* **Supplied data**
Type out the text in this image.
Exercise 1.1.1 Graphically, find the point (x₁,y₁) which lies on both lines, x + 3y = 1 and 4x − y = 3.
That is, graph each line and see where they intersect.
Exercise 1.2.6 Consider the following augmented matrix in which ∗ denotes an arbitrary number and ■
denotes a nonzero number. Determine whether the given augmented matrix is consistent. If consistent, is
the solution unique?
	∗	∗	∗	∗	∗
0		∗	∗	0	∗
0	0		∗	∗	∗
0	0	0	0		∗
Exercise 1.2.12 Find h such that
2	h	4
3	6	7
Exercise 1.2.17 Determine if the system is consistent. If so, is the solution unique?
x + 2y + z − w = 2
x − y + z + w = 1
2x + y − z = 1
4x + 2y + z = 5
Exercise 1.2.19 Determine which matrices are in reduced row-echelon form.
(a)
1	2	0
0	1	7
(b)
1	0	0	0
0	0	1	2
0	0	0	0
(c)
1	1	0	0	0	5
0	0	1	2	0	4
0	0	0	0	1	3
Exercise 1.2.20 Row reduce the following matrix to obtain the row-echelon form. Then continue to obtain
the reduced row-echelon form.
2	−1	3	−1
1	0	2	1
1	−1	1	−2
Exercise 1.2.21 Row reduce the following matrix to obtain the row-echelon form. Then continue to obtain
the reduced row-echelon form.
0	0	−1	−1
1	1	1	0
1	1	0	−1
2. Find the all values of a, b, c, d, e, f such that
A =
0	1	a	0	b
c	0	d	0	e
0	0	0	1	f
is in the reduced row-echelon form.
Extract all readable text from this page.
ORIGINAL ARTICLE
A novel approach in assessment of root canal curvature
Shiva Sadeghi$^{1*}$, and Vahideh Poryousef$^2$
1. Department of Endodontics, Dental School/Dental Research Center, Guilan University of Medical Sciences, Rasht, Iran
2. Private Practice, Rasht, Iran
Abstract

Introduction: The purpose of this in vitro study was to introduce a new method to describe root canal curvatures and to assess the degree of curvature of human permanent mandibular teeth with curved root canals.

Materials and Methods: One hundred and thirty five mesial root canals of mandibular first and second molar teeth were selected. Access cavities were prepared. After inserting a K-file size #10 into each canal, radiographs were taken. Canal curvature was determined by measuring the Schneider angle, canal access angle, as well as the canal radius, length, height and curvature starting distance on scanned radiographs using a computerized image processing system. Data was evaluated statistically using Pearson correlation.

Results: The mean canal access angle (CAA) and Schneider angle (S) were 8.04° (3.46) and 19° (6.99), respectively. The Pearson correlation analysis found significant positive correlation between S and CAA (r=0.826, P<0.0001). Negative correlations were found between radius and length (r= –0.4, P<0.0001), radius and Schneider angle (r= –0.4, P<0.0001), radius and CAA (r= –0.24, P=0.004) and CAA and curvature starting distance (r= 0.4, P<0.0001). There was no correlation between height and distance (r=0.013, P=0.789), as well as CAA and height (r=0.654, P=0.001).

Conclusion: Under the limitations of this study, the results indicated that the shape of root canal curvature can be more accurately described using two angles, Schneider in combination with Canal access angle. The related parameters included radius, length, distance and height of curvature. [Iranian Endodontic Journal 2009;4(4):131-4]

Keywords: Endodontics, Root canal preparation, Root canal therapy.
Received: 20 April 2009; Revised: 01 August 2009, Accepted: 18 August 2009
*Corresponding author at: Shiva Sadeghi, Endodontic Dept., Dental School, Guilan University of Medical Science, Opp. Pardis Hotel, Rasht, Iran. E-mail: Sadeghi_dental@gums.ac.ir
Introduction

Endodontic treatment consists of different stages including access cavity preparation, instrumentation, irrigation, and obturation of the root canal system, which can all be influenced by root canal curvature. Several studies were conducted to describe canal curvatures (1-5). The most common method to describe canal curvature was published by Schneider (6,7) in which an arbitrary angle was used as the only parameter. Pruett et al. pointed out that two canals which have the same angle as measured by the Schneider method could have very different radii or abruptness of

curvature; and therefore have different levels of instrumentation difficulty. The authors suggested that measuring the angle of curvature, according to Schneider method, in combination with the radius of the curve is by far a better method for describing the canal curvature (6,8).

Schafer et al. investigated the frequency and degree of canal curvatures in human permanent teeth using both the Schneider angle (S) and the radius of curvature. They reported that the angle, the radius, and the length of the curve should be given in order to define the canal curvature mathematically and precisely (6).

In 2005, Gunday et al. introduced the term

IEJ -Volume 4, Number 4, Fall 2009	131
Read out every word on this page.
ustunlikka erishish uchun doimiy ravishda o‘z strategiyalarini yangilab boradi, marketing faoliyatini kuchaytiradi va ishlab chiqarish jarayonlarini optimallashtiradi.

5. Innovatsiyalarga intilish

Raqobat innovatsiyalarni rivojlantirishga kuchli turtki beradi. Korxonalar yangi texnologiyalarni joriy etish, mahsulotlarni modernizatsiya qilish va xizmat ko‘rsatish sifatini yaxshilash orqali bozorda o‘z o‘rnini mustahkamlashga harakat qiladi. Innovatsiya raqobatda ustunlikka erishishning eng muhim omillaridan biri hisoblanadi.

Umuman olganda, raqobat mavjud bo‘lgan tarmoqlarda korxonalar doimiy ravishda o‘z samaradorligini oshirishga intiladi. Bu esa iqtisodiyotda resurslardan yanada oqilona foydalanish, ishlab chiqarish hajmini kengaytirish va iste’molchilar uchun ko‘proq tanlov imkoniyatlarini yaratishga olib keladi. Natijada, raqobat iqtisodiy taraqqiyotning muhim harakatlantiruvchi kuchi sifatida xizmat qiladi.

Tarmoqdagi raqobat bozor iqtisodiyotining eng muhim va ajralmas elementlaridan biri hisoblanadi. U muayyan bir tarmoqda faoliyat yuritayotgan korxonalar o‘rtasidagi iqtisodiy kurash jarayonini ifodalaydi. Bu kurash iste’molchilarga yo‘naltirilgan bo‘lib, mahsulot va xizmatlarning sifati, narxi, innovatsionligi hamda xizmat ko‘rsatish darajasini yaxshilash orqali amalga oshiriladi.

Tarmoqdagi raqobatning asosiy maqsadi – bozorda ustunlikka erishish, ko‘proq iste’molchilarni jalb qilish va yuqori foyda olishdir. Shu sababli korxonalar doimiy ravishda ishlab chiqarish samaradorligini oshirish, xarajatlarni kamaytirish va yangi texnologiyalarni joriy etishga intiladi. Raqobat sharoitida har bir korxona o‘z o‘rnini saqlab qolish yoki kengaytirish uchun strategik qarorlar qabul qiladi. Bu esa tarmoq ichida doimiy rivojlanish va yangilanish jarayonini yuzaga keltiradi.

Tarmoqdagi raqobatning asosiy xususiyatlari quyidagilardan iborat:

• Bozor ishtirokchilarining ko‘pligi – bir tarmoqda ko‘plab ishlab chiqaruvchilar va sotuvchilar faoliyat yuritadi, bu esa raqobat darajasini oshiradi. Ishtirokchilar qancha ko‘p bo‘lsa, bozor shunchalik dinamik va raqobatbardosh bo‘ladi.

* **What you will do**
Report every line in the data above in which the word "form" appears.

* **Solution to the exercise**
Exercise 1.2.19 Determine which matrices are in reduced row-echelon form.
Exercise 1.2.20 Row reduce the following matrix to obtain the row-echelon form. Then continue to obtain
the reduced row-echelon form.
Exercise 1.2.21 Row reduce the following matrix to obtain the row-echelon form. Then continue to obtain
the reduced row-echelon form.
is in the reduced row-echelon form.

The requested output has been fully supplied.